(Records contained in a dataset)
%%
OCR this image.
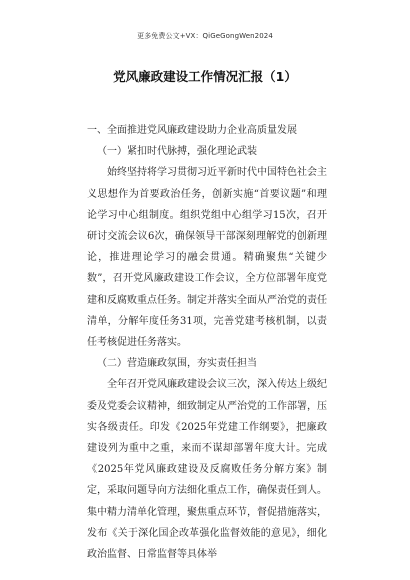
更多免费公文+VX：QiGeGongWen2024
党风廉政建设工作情况汇报（1）

一、全面推进党风廉政建设助力企业高质量发展

（一）紧扣时代脉搏，强化理论武装

始终坚持将学习贯彻习近平新时代中国特色社会主义思想作为首要政治任务，创新实施“首要议题”和理论学习中心组制度。组织党组中心组学习15次，召开研讨交流会议6次，确保领导干部深刻理解党的创新理论，推进理论学习的融会贯通。精确聚焦“关键少数”，召开党风廉政建设工作会议，全方位部署年度党建和反腐败重点任务。制定并落实全面从严治党的责任清单，分解年度任务31项，完善党建考核机制，以责任考核促进任务落实。

（二）营造廉政氛围，夯实责任担当

全年召开党风廉政建设会议三次，深入传达上级纪委及党委会议精神，细致制定从严治党的工作部署，压实各级责任。印发《2025年党建工作纲要》，把廉政建设列为重中之重，来而不谋却部署年度大计。完成《2025年党风廉政建设及反腐败任务分解方案》制定，采取问题导向方法细化重点工作，确保责任到人。集中精力清单化管理，聚焦重点环节，督促措施落实，发布《关于深化国企改革强化监督效能的意见》，细化政治监督、日常监督等具体举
%%
-- Given task --
Repeat the records in full, exactly as they appear, without the pictures.

-- Answer below --
OCR this image.
更多免费公文+VX：QiGeGongWen2024
党风廉政建设工作情况汇报（1）

一、全面推进党风廉政建设助力企业高质量发展

（一）紧扣时代脉搏，强化理论武装

始终坚持将学习贯彻习近平新时代中国特色社会主义思想作为首要政治任务，创新实施“首要议题”和理论学习中心组制度。组织党组中心组学习15次，召开研讨交流会议6次，确保领导干部深刻理解党的创新理论，推进理论学习的融会贯通。精确聚焦“关键少数”，召开党风廉政建设工作会议，全方位部署年度党建和反腐败重点任务。制定并落实全面从严治党的责任清单，分解年度任务31项，完善党建考核机制，以责任考核促进任务落实。

（二）营造廉政氛围，夯实责任担当

全年召开党风廉政建设会议三次，深入传达上级纪委及党委会议精神，细致制定从严治党的工作部署，压实各级责任。印发《2025年党建工作纲要》，把廉政建设列为重中之重，来而不谋却部署年度大计。完成《2025年党风廉政建设及反腐败任务分解方案》制定，采取问题导向方法细化重点工作，确保责任到人。集中精力清单化管理，聚焦重点环节，督促措施落实，发布《关于深化国企改革强化监督效能的意见》，细化政治监督、日常监督等具体举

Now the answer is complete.